- What is being asked: Search the material below for the word "nurse" and copy every line in which it occurs.

(Dataset entries)
++++++++++++++++++++

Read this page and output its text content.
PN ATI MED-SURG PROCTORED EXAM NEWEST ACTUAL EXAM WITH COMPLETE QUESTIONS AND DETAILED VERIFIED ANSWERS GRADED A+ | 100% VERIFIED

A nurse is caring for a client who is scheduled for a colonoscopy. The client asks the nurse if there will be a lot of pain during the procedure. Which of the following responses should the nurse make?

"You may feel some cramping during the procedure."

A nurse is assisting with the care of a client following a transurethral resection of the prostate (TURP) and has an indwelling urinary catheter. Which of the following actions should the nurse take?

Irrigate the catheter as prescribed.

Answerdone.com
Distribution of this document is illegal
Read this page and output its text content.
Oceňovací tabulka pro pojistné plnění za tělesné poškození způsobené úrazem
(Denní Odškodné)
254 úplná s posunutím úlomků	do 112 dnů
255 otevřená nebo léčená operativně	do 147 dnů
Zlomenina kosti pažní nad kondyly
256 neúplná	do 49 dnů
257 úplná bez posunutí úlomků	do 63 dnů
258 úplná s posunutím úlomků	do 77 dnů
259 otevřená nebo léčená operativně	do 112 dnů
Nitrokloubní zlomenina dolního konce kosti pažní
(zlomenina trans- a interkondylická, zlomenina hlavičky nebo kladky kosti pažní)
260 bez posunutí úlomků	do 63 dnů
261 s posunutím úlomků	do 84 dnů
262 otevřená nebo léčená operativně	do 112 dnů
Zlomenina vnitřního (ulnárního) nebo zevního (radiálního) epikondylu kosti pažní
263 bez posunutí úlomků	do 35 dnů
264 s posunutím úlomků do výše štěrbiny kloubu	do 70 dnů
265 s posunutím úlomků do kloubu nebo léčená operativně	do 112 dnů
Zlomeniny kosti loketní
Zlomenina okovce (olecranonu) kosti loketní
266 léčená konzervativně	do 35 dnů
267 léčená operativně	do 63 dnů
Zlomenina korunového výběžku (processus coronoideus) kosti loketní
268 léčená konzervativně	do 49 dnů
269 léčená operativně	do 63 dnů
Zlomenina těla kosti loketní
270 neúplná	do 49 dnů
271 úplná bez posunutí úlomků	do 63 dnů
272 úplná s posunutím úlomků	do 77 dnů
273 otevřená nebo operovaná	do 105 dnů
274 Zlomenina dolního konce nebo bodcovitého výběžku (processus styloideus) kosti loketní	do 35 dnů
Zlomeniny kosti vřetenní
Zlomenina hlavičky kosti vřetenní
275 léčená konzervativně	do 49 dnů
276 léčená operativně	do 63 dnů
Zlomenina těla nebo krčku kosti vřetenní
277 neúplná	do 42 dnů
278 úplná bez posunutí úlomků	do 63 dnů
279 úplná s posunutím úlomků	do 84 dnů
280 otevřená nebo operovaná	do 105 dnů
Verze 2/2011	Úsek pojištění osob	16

++++++++++++++++++++

- Written solution:
A nurse is caring for a client who is scheduled for a colonoscopy. The client asks the nurse if there will be a lot of pain during the procedure. Which of the following responses should the nurse make?
A nurse is assisting with the care of a client following a transurethral resection of the prostate (TURP) and has an indwelling urinary catheter. Which of the following actions should the nurse take?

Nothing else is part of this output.